[Stored data]
━━━

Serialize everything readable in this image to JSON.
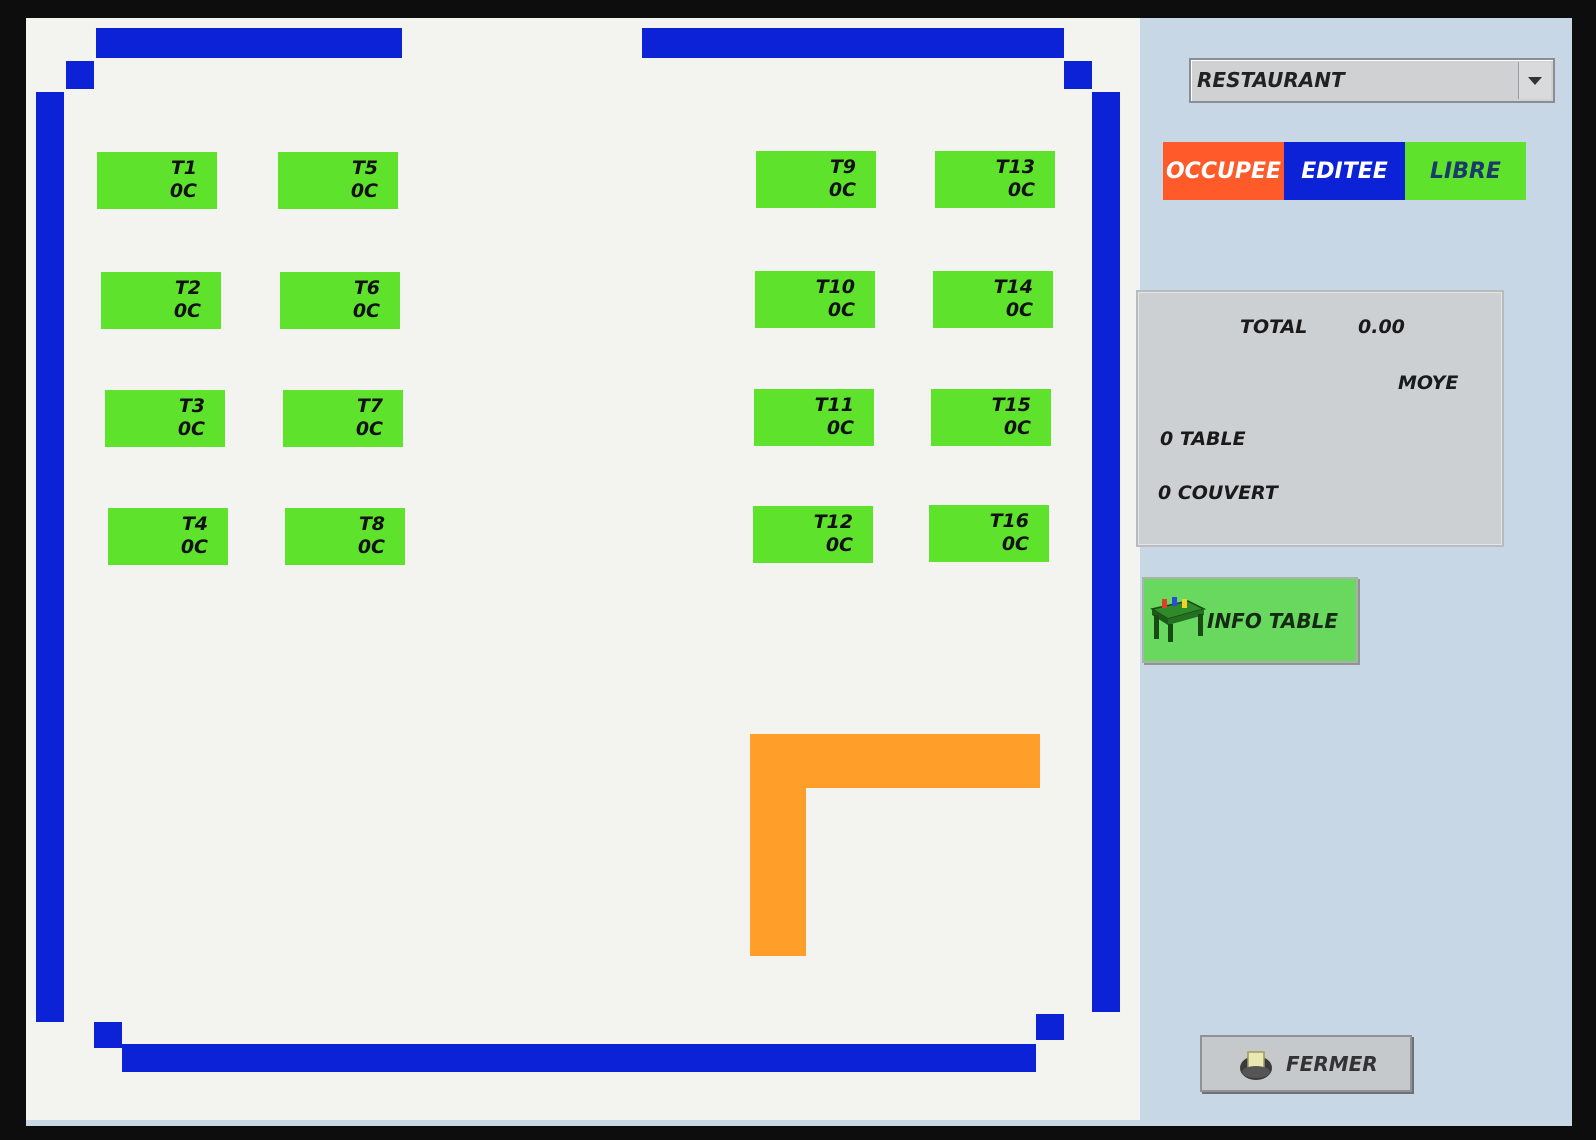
{
  "room_selector": {
    "value": "RESTAURANT",
    "arrow_icon": "chevron-down-icon"
  },
  "legend": [
    {
      "label": "OCCUPEE",
      "bg": "#ff5a2a",
      "fg": "#ffffff"
    },
    {
      "label": "EDITEE",
      "bg": "#0b22d6",
      "fg": "#ffffff"
    },
    {
      "label": "LIBRE",
      "bg": "#5ee22c",
      "fg": "#1a3a6a"
    }
  ],
  "tables": [
    {
      "name": "T1",
      "status": "0C"
    },
    {
      "name": "T2",
      "status": "0C"
    },
    {
      "name": "T3",
      "status": "0C"
    },
    {
      "name": "T4",
      "status": "0C"
    },
    {
      "name": "T5",
      "status": "0C"
    },
    {
      "name": "T6",
      "status": "0C"
    },
    {
      "name": "T7",
      "status": "0C"
    },
    {
      "name": "T8",
      "status": "0C"
    },
    {
      "name": "T9",
      "status": "0C"
    },
    {
      "name": "T10",
      "status": "0C"
    },
    {
      "name": "T11",
      "status": "0C"
    },
    {
      "name": "T12",
      "status": "0C"
    },
    {
      "name": "T13",
      "status": "0C"
    },
    {
      "name": "T14",
      "status": "0C"
    },
    {
      "name": "T15",
      "status": "0C"
    },
    {
      "name": "T16",
      "status": "0C"
    }
  ],
  "stats": {
    "total_label": "TOTAL",
    "total_value": "0.00",
    "average_label": "MOYE",
    "tables": "0 TABLE",
    "covers": "0 COUVERT"
  },
  "info_button": {
    "label": "INFO TABLE",
    "icon": "table-icon"
  },
  "close_button": {
    "label": "FERMER",
    "icon": "exit-icon"
  },
  "colors": {
    "free": "#5ee22c",
    "wall": "#0b22d6",
    "counter": "#ff9f2a",
    "panel": "#c7d7e6"
  }
}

━━━

Requirements »
From the entries above, output every line exactly and omit any image.

Answer »
Serialize everything readable in this image to JSON.
{
  "room_selector": {
    "value": "RESTAURANT",
    "arrow_icon": "chevron-down-icon"
  },
  "legend": [
    {
      "label": "OCCUPEE",
      "bg": "#ff5a2a",
      "fg": "#ffffff"
    },
    {
      "label": "EDITEE",
      "bg": "#0b22d6",
      "fg": "#ffffff"
    },
    {
      "label": "LIBRE",
      "bg": "#5ee22c",
      "fg": "#1a3a6a"
    }
  ],
  "tables": [
    {
      "name": "T1",
      "status": "0C"
    },
    {
      "name": "T2",
      "status": "0C"
    },
    {
      "name": "T3",
      "status": "0C"
    },
    {
      "name": "T4",
      "status": "0C"
    },
    {
      "name": "T5",
      "status": "0C"
    },
    {
      "name": "T6",
      "status": "0C"
    },
    {
      "name": "T7",
      "status": "0C"
    },
    {
      "name": "T8",
      "status": "0C"
    },
    {
      "name": "T9",
      "status": "0C"
    },
    {
      "name": "T10",
      "status": "0C"
    },
    {
      "name": "T11",
      "status": "0C"
    },
    {
      "name": "T12",
      "status": "0C"
    },
    {
      "name": "T13",
      "status": "0C"
    },
    {
      "name": "T14",
      "status": "0C"
    },
    {
      "name": "T15",
      "status": "0C"
    },
    {
      "name": "T16",
      "status": "0C"
    }
  ],
  "stats": {
    "total_label": "TOTAL",
    "total_value": "0.00",
    "average_label": "MOYE",
    "tables": "0 TABLE",
    "covers": "0 COUVERT"
  },
  "info_button": {
    "label": "INFO TABLE",
    "icon": "table-icon"
  },
  "close_button": {
    "label": "FERMER",
    "icon": "exit-icon"
  },
  "colors": {
    "free": "#5ee22c",
    "wall": "#0b22d6",
    "counter": "#ff9f2a",
    "panel": "#c7d7e6"
  }
}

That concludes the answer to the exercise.